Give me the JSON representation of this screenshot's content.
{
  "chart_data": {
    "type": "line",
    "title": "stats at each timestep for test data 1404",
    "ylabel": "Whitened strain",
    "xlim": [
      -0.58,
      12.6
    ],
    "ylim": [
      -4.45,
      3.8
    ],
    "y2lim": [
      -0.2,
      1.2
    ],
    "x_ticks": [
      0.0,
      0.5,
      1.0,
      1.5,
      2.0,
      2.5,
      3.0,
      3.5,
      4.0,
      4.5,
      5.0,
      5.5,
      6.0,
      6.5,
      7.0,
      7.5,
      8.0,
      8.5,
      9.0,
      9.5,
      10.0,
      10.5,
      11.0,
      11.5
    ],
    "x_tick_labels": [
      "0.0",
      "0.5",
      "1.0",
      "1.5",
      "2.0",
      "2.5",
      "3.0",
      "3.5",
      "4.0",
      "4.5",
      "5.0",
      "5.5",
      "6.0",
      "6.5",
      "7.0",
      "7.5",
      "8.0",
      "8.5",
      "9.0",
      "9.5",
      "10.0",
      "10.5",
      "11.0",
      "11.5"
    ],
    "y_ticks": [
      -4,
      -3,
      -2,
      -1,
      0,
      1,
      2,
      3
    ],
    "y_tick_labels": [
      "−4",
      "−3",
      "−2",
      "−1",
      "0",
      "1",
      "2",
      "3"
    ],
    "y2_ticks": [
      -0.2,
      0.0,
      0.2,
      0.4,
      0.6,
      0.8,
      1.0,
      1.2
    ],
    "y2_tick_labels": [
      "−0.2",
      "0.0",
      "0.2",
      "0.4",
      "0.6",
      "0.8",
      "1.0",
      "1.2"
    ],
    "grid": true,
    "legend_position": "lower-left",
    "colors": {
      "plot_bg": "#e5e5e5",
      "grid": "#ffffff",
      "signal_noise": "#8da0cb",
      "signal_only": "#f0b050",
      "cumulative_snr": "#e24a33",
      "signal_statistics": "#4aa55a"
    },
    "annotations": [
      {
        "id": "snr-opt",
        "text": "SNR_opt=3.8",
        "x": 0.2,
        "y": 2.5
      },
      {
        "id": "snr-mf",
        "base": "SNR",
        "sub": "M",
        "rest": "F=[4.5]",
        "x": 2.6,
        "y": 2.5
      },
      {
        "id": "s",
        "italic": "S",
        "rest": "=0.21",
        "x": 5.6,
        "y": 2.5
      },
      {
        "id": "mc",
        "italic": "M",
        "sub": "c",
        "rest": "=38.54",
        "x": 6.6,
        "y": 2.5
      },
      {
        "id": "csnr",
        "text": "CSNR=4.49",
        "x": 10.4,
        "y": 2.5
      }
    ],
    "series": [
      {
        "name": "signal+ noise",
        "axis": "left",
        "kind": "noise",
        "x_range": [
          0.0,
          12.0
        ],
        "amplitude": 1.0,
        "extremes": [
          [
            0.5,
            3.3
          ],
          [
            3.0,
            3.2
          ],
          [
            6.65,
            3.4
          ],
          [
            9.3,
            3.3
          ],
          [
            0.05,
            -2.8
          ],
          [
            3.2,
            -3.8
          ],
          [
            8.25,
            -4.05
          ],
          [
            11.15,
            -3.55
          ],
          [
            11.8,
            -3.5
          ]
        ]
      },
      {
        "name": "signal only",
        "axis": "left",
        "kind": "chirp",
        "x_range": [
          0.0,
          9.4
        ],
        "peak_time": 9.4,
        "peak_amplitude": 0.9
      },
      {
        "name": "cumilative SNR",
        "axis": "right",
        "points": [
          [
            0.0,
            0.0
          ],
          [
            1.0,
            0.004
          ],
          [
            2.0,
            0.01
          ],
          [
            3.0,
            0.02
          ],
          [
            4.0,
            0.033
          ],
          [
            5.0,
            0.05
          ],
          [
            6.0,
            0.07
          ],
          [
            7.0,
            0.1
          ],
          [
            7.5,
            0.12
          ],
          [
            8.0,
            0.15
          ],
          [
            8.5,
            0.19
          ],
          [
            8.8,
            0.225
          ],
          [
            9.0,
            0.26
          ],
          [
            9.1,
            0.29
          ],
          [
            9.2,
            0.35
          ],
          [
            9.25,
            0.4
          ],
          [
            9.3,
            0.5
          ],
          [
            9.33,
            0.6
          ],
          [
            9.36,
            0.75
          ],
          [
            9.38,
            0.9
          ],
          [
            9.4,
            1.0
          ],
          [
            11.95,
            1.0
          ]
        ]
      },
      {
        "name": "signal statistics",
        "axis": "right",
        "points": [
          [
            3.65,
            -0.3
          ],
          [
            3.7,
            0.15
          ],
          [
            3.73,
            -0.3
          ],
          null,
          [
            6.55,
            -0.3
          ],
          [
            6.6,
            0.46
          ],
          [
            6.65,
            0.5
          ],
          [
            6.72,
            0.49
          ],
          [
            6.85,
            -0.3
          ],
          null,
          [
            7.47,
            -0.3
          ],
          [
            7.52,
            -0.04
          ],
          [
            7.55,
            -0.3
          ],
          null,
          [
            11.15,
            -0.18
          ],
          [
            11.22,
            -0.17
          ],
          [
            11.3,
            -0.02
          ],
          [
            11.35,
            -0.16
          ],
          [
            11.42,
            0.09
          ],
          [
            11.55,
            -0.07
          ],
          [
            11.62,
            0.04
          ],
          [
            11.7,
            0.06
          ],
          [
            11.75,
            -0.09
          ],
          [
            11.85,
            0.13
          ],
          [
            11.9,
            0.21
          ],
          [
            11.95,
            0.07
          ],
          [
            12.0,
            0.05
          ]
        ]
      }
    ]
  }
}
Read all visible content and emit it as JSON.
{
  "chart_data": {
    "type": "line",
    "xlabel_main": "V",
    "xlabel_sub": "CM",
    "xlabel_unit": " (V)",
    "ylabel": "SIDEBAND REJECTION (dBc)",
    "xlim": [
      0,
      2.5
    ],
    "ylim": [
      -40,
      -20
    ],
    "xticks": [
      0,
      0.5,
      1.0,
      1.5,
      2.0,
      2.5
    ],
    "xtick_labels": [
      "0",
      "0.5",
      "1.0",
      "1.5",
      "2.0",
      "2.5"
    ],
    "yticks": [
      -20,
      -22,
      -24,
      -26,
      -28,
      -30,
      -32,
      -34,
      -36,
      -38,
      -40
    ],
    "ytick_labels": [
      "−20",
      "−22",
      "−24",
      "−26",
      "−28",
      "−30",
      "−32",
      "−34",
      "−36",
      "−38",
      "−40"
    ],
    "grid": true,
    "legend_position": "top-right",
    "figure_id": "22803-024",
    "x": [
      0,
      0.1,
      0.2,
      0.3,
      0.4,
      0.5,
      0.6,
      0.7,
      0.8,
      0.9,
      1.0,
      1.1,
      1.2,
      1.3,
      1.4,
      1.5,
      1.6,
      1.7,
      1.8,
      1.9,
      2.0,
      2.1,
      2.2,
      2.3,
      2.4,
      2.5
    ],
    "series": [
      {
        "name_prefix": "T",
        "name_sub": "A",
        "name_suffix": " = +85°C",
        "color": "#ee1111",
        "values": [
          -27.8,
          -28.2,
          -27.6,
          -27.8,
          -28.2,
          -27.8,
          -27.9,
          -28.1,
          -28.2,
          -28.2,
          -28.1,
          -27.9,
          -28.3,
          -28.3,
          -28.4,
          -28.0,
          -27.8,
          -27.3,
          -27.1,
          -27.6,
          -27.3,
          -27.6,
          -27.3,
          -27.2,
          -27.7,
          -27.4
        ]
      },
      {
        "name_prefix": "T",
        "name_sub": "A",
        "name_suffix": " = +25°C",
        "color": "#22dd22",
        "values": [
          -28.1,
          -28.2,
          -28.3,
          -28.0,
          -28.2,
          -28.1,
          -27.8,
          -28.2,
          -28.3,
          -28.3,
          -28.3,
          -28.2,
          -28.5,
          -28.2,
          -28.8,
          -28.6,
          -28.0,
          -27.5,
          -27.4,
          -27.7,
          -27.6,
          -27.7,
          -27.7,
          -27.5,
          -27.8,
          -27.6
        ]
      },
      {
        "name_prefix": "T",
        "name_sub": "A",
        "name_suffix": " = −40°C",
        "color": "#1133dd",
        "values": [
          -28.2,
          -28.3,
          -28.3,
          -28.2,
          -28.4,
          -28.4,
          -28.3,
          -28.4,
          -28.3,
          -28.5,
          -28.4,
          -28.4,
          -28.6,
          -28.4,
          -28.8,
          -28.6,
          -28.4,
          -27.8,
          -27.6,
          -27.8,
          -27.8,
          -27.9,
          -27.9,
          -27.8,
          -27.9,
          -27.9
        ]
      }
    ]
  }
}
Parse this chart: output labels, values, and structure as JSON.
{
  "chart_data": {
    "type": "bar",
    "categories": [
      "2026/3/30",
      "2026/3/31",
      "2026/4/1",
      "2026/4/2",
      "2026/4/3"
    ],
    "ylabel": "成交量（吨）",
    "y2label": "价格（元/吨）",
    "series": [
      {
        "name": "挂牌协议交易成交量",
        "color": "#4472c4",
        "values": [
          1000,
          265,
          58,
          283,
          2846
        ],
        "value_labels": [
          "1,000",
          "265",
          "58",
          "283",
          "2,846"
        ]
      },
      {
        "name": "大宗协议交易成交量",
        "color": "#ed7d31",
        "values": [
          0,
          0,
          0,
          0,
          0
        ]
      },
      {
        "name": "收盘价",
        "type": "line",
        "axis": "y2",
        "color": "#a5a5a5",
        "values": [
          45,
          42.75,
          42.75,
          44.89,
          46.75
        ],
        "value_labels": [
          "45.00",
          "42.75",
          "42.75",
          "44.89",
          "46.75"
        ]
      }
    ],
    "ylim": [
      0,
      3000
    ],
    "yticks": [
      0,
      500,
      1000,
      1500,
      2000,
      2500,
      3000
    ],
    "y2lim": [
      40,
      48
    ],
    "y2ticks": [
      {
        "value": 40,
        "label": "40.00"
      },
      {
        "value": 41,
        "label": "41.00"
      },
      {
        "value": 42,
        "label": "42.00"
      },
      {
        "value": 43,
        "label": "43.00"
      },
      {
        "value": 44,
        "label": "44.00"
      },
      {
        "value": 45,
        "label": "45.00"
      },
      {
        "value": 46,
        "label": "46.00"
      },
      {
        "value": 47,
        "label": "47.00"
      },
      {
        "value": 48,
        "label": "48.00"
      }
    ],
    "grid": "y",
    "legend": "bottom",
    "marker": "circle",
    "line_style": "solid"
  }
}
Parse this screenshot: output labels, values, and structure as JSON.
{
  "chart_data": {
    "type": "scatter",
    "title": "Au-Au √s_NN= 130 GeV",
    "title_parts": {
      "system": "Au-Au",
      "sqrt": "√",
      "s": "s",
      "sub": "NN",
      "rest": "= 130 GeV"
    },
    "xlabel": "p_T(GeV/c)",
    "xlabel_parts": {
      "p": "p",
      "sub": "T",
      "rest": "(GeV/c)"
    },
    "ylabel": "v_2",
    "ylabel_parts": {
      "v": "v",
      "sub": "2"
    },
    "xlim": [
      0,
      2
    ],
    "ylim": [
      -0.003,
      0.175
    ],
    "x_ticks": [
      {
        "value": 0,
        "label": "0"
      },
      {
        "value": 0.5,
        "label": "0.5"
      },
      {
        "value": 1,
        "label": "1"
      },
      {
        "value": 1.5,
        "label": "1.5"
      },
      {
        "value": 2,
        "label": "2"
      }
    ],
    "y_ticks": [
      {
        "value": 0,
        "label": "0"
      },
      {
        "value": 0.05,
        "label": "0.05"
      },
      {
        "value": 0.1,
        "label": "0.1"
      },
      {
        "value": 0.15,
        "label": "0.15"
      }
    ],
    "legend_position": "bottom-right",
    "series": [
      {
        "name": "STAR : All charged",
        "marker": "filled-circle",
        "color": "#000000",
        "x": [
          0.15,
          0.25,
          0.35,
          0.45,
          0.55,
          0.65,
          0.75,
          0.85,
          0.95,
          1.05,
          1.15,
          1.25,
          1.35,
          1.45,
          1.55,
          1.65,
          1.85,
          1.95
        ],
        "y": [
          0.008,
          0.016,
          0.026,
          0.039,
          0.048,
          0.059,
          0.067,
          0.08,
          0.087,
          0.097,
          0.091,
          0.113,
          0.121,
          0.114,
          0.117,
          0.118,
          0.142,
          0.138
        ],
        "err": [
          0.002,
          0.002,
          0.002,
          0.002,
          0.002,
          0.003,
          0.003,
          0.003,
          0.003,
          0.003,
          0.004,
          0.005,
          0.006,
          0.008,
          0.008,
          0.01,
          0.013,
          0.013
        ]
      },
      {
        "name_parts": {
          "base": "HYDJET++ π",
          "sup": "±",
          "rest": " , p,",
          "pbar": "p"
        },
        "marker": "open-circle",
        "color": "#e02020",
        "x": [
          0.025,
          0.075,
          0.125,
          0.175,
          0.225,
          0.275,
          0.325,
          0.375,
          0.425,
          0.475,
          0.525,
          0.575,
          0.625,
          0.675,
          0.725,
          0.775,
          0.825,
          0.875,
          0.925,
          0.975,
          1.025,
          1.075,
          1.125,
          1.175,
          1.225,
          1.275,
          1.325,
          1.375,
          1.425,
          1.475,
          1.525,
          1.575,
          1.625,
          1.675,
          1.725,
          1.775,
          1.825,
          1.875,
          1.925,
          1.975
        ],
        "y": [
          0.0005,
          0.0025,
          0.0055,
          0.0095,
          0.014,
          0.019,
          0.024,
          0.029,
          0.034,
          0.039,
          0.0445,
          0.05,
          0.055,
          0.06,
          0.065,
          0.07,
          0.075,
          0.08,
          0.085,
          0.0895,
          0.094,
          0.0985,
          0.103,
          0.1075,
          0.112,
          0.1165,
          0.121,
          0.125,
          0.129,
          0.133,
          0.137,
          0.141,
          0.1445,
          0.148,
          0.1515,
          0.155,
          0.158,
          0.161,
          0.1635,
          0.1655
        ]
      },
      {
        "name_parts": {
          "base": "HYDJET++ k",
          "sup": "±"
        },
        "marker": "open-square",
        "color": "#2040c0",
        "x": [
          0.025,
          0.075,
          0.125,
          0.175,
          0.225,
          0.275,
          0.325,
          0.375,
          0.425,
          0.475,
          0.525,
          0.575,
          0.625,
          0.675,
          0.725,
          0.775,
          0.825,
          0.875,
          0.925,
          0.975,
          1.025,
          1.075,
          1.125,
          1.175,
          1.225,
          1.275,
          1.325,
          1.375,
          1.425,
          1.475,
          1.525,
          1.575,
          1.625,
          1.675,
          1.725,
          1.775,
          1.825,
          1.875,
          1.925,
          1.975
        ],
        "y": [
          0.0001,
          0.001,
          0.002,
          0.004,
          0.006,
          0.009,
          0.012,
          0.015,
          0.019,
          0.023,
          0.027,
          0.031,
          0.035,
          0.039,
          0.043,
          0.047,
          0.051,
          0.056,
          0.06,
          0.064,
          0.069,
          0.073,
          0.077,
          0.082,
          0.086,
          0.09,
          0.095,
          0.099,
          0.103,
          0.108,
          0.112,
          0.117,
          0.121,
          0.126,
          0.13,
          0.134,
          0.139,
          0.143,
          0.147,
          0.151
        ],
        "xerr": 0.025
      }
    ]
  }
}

----------------------------------------

Task objective:
Which lines in the records above contain the string "JSON"? Copy each one.

Solution below:
Give me the JSON representation of this screenshot's content.
Read all visible content and emit it as JSON.
Parse this chart: output labels, values, and structure as JSON.
Parse this screenshot: output labels, values, and structure as JSON.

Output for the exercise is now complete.